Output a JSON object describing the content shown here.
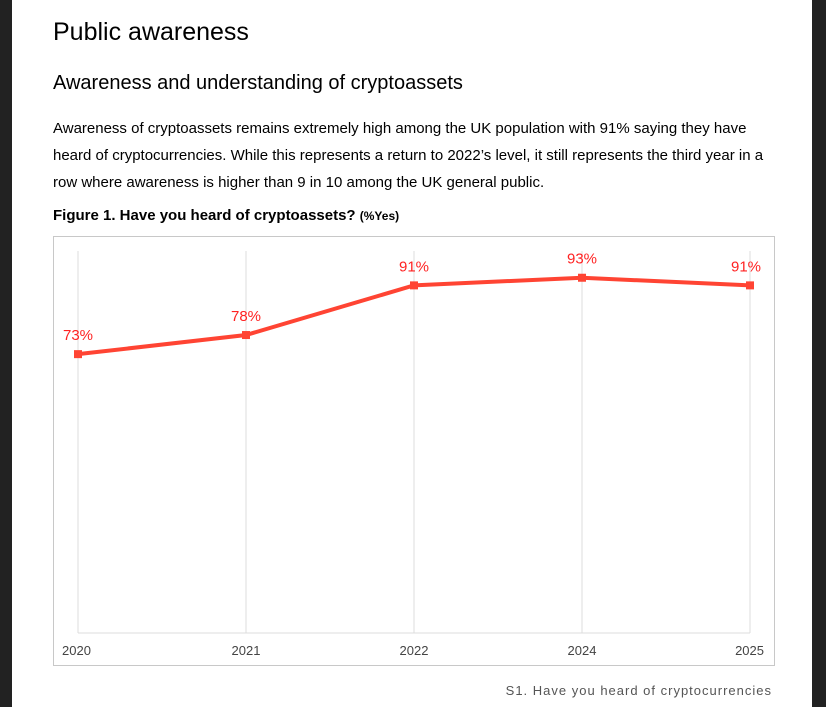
{
  "heading": "Public awareness",
  "subheading": "Awareness and understanding of cryptoassets",
  "paragraph": "Awareness of cryptoassets remains extremely high among the UK population with 91% saying they have heard of cryptocurrencies. While this represents a return to 2022’s level, it still represents the third year in a row where awareness is higher than 9 in 10 among the UK general public.",
  "figure_title": "Figure 1. Have you heard of cryptoassets?",
  "figure_unit": "(%Yes)",
  "source": "S1. Have you heard of cryptocurrencies",
  "chart_data": {
    "type": "line",
    "categories": [
      "2020",
      "2021",
      "2022",
      "2024",
      "2025"
    ],
    "values": [
      73,
      78,
      91,
      93,
      91
    ],
    "data_labels": [
      "73%",
      "78%",
      "91%",
      "93%",
      "91%"
    ],
    "ylim": [
      0,
      100
    ],
    "grid": "vertical",
    "color": "#ff4433",
    "label_color": "#ff2222"
  }
}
========================================
| PROBLEM DESCRIPTION |
Omit every picture, and otherwise quote the entries exactly.

| CORRECT RESPONSE |
Output a JSON object describing the content shown here.
{
  "heading": "Public awareness",
  "subheading": "Awareness and understanding of cryptoassets",
  "paragraph": "Awareness of cryptoassets remains extremely high among the UK population with 91% saying they have heard of cryptocurrencies. While this represents a return to 2022’s level, it still represents the third year in a row where awareness is higher than 9 in 10 among the UK general public.",
  "figure_title": "Figure 1. Have you heard of cryptoassets?",
  "figure_unit": "(%Yes)",
  "source": "S1. Have you heard of cryptocurrencies",
  "chart_data": {
    "type": "line",
    "categories": [
      "2020",
      "2021",
      "2022",
      "2024",
      "2025"
    ],
    "values": [
      73,
      78,
      91,
      93,
      91
    ],
    "data_labels": [
      "73%",
      "78%",
      "91%",
      "93%",
      "91%"
    ],
    "ylim": [
      0,
      100
    ],
    "grid": "vertical",
    "color": "#ff4433",
    "label_color": "#ff2222"
  }
}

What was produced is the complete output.